### [Task item]
Each line holding the word "Pullman" must appear in the answer, copied from the entries.

════════════════════

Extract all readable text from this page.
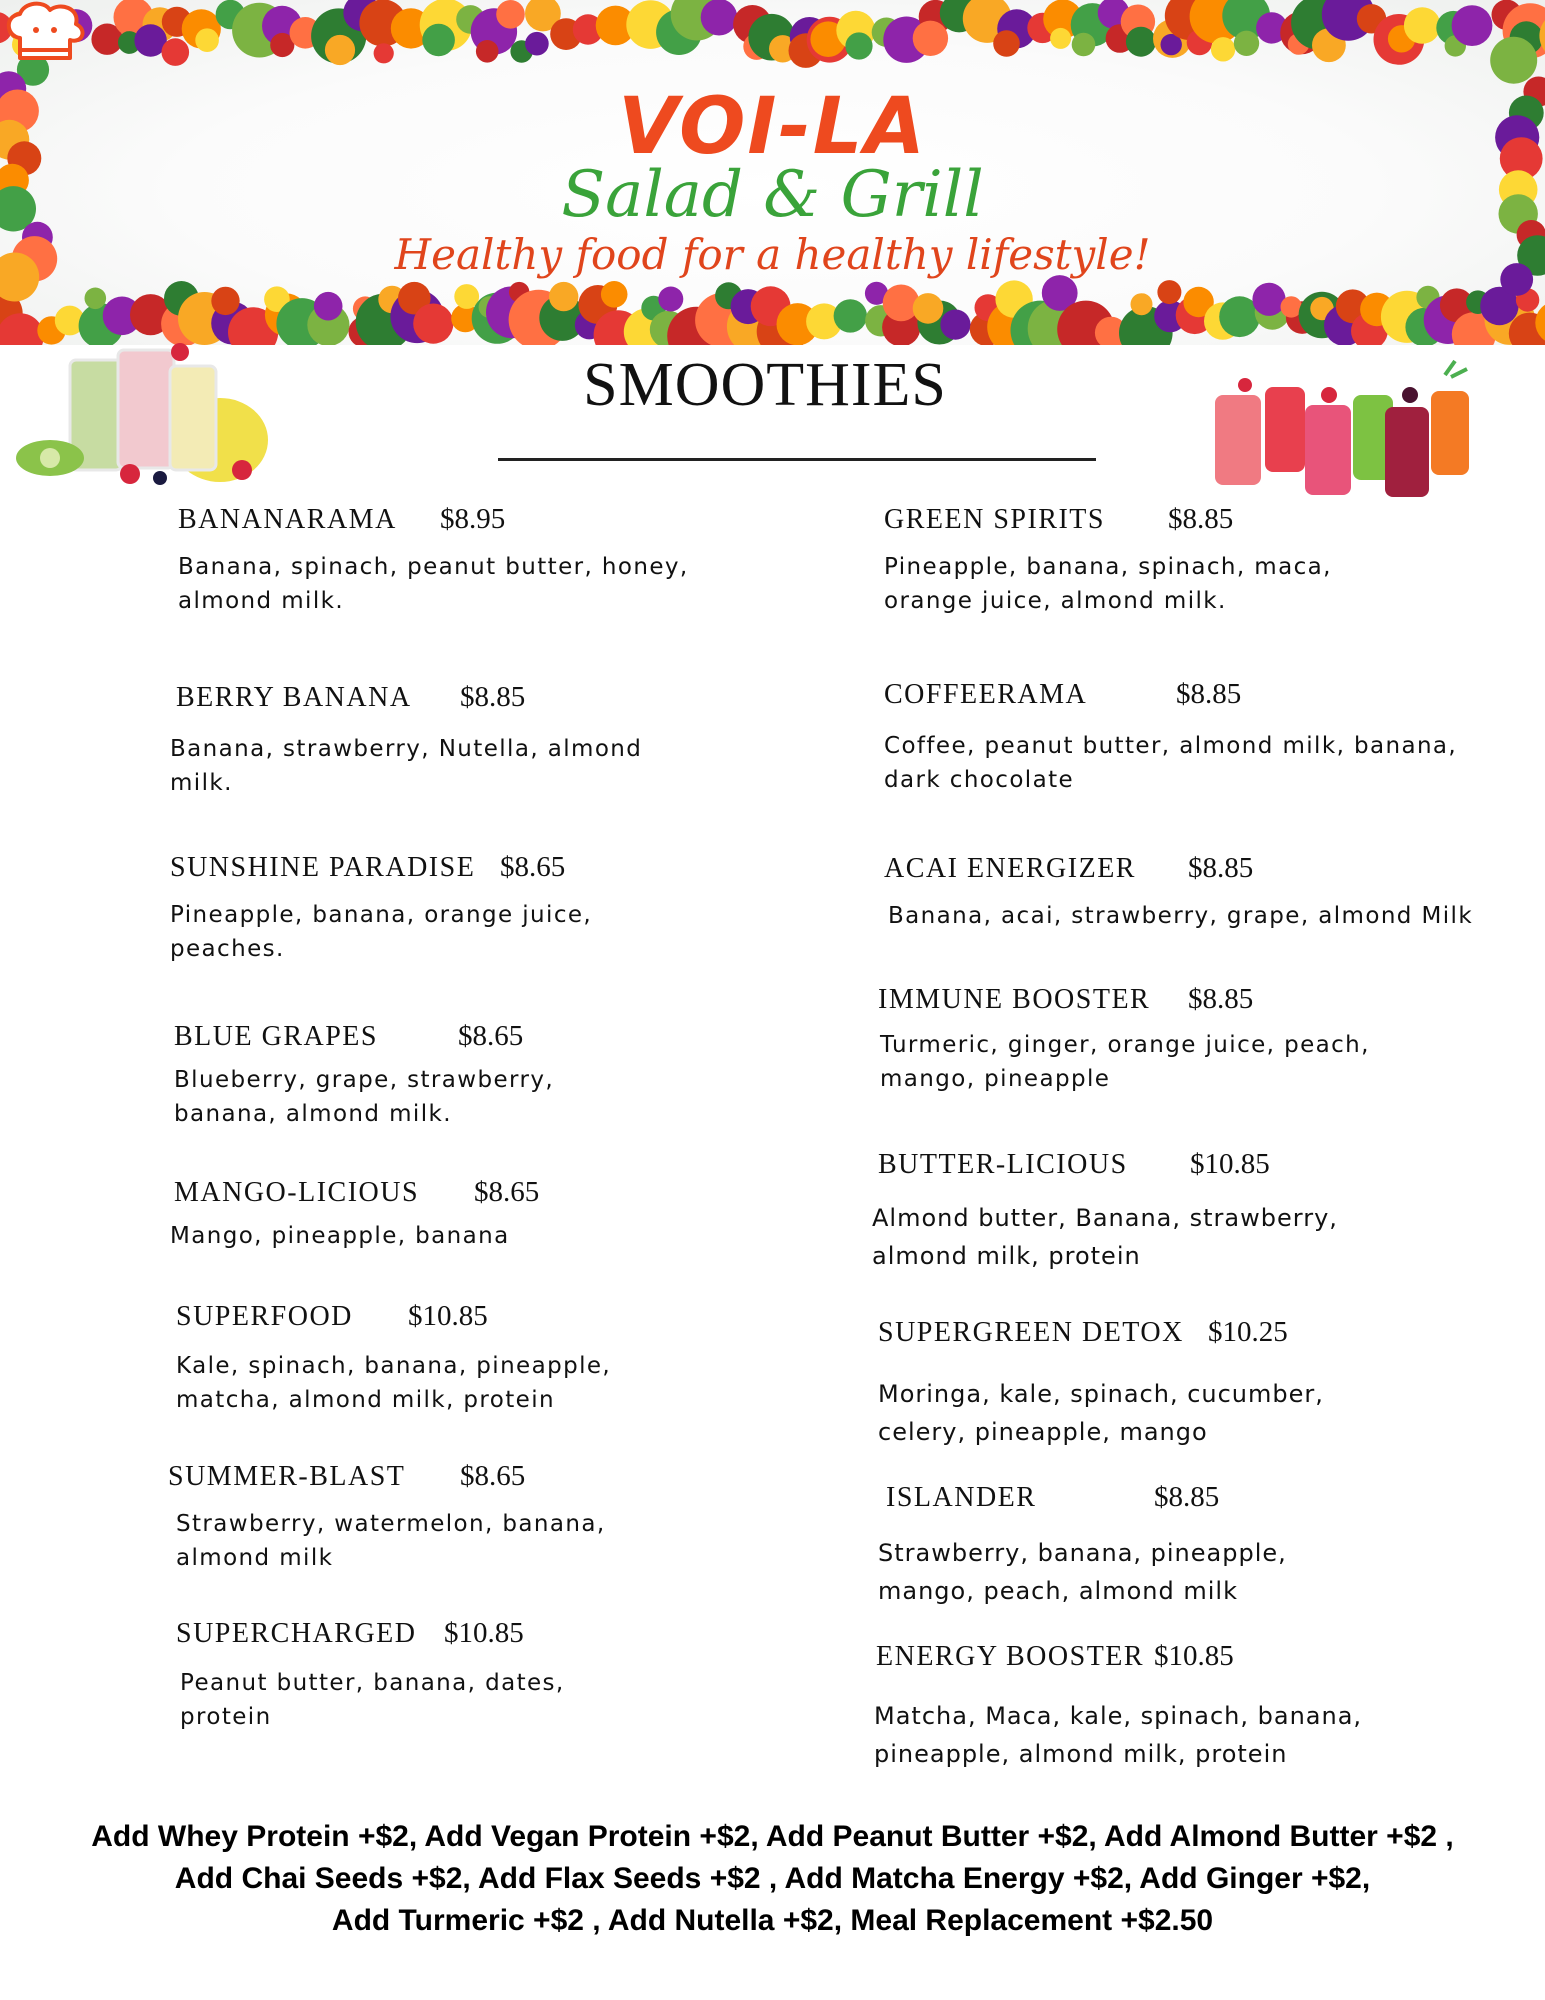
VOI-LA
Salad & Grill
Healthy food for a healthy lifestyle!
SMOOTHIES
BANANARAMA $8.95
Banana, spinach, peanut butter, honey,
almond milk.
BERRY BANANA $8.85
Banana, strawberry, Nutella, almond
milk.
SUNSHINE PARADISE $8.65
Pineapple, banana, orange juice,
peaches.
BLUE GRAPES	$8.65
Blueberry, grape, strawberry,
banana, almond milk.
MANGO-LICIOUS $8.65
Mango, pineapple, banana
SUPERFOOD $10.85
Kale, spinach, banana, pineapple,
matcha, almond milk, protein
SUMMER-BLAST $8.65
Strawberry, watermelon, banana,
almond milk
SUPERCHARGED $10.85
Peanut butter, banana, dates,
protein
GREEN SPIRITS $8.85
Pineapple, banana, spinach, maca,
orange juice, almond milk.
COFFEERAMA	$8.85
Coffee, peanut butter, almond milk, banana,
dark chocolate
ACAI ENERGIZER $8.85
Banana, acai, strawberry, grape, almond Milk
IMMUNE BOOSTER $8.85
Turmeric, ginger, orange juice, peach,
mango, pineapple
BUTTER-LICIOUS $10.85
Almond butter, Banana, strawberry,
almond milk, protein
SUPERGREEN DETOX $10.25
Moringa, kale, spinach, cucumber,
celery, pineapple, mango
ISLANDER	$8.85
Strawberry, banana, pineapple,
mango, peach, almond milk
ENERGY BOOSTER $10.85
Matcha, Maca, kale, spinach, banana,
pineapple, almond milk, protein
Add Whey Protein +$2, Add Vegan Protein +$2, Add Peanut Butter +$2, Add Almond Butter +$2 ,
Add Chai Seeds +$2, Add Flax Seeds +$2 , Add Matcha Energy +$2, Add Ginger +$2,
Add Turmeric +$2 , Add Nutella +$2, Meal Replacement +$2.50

════════════════════

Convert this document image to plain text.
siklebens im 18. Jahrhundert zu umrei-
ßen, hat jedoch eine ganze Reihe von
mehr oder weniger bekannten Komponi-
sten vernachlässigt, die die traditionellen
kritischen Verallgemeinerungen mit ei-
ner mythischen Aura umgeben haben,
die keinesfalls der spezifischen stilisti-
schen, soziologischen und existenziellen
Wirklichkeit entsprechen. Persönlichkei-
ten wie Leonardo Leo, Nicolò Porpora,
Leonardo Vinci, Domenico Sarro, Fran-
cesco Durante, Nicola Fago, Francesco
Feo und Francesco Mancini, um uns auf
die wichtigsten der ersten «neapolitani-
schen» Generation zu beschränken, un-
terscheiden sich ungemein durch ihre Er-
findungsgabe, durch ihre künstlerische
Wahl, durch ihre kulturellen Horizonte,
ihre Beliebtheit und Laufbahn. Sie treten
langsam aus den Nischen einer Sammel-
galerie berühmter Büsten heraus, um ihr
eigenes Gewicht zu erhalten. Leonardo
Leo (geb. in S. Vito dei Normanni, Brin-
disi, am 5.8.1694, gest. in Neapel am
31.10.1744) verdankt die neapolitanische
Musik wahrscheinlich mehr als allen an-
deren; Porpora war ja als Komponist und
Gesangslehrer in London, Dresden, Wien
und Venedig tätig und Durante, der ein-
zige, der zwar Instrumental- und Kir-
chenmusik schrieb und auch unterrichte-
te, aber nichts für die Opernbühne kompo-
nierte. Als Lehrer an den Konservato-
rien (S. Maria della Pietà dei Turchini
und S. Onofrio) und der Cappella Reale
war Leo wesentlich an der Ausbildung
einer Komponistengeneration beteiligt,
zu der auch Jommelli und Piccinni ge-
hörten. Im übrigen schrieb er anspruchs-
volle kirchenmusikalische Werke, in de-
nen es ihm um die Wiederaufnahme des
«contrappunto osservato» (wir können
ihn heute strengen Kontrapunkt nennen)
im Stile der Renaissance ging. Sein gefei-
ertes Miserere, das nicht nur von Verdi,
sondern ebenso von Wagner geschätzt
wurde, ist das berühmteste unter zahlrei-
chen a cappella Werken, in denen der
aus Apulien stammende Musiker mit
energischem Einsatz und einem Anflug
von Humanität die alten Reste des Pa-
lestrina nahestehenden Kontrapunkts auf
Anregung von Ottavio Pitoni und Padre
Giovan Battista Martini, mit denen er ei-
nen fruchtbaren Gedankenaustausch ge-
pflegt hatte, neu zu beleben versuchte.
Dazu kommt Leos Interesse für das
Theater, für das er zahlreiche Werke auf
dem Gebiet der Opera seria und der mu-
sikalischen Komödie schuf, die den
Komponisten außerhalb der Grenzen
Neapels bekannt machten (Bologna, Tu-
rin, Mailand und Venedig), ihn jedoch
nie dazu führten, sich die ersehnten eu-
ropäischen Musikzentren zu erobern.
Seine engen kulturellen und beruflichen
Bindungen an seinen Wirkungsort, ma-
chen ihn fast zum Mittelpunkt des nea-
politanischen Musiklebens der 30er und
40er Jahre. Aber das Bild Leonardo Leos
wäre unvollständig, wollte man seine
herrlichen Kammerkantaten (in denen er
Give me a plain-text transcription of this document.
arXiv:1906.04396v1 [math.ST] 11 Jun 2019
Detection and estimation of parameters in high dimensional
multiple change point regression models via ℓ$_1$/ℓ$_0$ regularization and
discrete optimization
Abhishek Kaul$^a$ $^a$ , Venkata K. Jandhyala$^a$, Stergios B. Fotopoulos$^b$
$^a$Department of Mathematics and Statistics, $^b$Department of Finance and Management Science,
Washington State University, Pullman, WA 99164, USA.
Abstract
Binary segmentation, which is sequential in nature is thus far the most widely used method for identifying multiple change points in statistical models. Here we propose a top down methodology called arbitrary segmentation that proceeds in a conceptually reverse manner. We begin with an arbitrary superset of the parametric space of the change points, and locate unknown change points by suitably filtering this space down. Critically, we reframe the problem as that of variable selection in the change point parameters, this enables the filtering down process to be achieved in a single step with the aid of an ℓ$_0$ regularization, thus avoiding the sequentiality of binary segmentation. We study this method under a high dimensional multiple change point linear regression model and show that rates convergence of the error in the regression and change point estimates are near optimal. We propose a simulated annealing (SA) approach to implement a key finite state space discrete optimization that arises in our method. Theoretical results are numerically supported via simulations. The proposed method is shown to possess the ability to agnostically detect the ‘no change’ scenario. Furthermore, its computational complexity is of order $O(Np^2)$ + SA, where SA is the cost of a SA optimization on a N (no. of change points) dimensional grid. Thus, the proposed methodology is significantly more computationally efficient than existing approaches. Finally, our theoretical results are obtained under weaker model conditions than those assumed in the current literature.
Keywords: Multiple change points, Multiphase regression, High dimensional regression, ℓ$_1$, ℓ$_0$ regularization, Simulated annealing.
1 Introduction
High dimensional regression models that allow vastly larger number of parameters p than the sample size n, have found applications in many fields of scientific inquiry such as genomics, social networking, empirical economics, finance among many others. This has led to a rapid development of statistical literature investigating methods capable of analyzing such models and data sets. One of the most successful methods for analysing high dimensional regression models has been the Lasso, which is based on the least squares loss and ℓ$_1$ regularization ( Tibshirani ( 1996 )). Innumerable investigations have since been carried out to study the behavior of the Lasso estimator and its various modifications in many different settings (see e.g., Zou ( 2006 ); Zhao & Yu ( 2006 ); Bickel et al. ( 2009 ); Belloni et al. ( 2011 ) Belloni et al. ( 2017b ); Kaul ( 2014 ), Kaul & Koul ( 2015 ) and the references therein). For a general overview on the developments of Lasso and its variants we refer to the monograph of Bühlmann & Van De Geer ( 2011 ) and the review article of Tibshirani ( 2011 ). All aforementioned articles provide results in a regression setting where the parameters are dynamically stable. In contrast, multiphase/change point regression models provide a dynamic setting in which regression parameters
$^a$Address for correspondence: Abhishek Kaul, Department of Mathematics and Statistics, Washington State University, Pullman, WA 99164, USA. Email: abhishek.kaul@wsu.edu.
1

════════════════════

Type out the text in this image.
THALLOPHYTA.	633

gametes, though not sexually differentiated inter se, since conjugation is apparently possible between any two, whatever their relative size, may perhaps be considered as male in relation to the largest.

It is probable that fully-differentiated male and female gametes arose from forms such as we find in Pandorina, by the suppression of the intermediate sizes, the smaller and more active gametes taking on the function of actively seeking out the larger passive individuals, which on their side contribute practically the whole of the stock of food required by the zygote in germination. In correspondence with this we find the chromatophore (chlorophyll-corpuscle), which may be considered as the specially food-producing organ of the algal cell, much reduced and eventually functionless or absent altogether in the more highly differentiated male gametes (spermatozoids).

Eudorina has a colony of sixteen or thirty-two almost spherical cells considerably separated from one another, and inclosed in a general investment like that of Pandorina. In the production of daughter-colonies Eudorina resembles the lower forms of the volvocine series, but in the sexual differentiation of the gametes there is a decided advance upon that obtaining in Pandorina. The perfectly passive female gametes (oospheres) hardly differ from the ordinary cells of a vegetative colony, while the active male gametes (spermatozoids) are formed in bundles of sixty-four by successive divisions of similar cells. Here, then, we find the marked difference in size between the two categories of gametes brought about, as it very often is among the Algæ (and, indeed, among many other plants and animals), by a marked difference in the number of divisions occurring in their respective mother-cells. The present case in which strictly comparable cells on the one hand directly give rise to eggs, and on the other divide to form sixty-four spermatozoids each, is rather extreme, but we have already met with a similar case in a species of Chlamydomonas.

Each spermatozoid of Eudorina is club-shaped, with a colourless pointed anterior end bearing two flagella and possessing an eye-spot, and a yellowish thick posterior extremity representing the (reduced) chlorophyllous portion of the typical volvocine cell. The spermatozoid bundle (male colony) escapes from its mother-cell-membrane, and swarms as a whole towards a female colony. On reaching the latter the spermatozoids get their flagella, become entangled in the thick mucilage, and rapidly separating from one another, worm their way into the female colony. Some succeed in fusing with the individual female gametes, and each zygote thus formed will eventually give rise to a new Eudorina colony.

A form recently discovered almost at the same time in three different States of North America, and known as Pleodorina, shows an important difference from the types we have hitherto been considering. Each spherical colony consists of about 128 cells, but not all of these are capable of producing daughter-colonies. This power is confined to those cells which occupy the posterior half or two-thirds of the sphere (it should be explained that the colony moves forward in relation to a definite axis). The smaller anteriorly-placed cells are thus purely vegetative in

════════════════════

### [Result below]
Washington State University, Pullman, WA 99164, USA.
$^a$Address for correspondence: Abhishek Kaul, Department of Mathematics and Statistics, Washington State University, Pullman, WA 99164, USA. Email: abhishek.kaul@wsu.edu.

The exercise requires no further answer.